PROBLEM DESCRIPTION: Search the listing below for "online". Copy each matching line.

──────────

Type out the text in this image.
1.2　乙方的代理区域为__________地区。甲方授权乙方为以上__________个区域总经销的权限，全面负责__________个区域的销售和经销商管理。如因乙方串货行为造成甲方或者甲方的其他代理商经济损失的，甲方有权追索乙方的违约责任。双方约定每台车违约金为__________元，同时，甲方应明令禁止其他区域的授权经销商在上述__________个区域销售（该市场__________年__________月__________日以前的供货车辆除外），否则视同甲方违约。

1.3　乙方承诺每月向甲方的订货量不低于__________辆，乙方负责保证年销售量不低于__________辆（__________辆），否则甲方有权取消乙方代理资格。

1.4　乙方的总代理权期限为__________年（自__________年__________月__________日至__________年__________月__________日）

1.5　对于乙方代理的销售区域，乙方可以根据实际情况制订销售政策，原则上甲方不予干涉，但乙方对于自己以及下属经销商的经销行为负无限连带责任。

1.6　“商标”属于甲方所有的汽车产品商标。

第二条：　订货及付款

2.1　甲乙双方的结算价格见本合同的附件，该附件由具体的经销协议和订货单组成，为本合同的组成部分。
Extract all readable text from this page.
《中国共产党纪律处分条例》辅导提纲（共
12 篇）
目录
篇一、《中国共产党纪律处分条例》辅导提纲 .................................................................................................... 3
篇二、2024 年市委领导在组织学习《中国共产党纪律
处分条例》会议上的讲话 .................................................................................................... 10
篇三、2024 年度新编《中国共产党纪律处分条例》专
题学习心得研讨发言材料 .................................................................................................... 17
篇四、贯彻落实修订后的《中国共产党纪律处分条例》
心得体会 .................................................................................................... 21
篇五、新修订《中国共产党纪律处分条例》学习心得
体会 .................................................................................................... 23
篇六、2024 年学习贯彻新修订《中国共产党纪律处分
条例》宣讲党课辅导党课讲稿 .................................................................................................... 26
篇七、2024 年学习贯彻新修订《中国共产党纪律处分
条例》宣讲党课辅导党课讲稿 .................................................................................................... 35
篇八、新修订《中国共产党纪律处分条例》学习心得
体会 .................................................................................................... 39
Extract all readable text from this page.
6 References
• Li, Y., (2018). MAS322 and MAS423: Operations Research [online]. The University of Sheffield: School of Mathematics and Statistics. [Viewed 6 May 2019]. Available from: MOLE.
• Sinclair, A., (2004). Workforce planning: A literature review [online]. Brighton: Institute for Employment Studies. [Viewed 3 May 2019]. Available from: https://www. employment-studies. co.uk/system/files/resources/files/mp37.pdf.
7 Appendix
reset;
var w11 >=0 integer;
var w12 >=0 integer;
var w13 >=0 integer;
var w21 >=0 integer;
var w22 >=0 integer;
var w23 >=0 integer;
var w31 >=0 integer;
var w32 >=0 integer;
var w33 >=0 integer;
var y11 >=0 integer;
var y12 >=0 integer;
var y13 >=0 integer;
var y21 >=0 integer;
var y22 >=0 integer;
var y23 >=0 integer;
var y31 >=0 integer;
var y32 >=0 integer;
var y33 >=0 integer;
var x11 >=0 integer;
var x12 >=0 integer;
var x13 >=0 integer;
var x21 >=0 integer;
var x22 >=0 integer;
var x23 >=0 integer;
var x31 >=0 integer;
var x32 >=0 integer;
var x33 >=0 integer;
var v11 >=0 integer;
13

──────────

REPLY:
• Li, Y., (2018). MAS322 and MAS423: Operations Research [online]. The University of Sheffield: School of Mathematics and Statistics. [Viewed 6 May 2019]. Available from: MOLE.
• Sinclair, A., (2004). Workforce planning: A literature review [online]. Brighton: Institute for Employment Studies. [Viewed 3 May 2019]. Available from: https://www. employment-studies. co.uk/system/files/resources/files/mp37.pdf.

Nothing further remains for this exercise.